## [TASK PROMPT]
Spot each line that carries the word "original"; copy those lines.

»»

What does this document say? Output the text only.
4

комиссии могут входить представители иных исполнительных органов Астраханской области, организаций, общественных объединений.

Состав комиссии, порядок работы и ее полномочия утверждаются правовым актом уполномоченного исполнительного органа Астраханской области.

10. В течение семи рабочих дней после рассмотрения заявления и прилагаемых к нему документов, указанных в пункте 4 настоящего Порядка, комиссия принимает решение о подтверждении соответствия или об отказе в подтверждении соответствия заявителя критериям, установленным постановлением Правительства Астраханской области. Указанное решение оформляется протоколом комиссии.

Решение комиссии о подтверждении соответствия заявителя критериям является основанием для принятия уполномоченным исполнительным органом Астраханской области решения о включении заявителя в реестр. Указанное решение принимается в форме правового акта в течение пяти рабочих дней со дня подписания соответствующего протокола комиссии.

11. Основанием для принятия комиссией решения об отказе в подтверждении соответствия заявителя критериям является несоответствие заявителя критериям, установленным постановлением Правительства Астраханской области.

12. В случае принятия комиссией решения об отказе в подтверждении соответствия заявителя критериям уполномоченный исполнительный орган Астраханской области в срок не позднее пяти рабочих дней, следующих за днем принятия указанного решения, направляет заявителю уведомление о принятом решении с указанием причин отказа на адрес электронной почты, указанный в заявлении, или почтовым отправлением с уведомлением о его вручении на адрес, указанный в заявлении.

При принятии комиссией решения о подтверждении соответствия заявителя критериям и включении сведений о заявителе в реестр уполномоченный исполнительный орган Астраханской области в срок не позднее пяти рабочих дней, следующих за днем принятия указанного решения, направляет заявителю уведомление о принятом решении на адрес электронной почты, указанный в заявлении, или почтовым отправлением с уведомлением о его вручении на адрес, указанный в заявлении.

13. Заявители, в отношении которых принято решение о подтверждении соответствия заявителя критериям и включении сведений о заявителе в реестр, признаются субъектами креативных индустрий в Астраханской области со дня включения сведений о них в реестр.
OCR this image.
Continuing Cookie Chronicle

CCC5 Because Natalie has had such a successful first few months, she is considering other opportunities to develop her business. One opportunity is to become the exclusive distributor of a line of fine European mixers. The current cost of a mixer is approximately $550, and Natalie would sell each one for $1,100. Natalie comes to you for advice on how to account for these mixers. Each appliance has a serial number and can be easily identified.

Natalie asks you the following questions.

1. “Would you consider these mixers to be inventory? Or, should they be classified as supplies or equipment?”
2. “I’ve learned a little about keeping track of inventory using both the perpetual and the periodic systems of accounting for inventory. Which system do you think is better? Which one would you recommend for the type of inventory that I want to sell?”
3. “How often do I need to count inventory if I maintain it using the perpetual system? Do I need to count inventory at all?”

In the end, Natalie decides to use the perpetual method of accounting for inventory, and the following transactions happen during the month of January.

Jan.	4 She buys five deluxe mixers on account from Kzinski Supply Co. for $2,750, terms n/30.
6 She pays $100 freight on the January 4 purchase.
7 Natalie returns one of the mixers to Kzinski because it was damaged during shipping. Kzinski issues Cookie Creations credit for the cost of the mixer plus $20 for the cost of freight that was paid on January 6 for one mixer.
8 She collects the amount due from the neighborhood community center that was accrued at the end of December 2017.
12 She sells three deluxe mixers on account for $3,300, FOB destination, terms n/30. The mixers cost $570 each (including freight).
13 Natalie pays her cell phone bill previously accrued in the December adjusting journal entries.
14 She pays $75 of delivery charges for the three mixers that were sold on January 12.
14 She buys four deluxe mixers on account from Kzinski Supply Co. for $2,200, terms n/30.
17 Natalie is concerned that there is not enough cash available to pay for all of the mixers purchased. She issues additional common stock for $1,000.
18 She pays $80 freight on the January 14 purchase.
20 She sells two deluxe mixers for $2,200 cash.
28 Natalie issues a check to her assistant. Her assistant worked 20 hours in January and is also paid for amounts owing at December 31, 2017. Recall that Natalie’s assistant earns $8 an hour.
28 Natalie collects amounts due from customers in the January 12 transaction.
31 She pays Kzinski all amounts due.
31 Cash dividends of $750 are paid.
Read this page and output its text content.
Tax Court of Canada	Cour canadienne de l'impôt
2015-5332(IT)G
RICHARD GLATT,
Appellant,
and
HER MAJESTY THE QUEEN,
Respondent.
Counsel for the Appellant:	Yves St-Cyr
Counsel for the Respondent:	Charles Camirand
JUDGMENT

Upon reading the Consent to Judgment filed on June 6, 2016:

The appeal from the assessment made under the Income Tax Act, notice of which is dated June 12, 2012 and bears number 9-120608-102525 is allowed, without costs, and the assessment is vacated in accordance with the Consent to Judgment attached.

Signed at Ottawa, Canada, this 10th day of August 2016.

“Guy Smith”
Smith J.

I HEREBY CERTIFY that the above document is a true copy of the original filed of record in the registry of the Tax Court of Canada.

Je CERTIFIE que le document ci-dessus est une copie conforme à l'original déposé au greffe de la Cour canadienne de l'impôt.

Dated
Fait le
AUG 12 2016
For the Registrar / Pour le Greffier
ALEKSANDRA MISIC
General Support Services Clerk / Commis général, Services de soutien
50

««

## [OUTPUT OF THE TASK]
I HEREBY CERTIFY that the above document is a true copy of the original filed of record in the registry of the Tax Court of Canada.
Je CERTIFIE que le document ci-dessus est une copie conforme à l'original déposé au greffe de la Cour canadienne de l'impôt.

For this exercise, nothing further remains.